§ Provided data
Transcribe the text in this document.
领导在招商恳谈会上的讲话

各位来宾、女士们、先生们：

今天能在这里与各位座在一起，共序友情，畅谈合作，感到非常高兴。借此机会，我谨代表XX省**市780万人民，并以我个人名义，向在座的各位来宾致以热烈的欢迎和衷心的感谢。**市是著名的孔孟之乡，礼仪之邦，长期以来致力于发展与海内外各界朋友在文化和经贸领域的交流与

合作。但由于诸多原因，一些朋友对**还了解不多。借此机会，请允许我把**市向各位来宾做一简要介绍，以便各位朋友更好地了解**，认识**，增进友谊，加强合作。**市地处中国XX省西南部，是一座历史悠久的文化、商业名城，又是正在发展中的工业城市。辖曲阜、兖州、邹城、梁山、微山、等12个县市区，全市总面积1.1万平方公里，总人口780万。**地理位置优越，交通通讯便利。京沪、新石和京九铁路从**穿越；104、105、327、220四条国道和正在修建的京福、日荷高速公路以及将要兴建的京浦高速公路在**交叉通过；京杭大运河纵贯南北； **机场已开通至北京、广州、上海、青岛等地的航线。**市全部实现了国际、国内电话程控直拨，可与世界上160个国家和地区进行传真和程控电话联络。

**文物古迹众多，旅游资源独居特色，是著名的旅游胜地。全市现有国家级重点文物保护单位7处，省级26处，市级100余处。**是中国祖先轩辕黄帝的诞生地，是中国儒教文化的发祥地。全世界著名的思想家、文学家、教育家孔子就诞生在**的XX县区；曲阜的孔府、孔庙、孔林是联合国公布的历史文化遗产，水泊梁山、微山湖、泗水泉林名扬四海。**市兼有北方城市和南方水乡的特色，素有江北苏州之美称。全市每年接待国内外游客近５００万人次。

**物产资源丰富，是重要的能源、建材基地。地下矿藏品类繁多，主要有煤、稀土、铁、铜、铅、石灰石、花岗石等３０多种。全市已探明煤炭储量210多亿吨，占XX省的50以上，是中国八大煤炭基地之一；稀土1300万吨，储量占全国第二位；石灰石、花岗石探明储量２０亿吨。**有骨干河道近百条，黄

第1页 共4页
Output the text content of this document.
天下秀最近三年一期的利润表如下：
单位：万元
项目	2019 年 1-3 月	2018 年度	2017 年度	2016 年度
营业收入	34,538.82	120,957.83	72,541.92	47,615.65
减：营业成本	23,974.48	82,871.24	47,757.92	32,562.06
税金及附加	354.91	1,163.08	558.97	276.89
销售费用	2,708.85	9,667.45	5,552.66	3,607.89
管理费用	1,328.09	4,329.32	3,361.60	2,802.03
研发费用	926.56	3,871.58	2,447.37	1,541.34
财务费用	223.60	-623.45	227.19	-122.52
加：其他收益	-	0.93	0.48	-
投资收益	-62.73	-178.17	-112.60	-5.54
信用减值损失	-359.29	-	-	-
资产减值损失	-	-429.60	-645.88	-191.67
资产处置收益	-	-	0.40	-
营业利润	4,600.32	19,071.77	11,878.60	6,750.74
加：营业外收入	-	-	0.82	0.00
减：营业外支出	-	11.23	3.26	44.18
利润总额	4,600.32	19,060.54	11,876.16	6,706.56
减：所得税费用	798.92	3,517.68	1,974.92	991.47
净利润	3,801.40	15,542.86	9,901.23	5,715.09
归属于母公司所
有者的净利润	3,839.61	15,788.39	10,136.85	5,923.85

§ Challenge
Look above for lines with the word "text" and copy them all.

§ Complete output
Transcribe the text in this document.
Output the text content of this document.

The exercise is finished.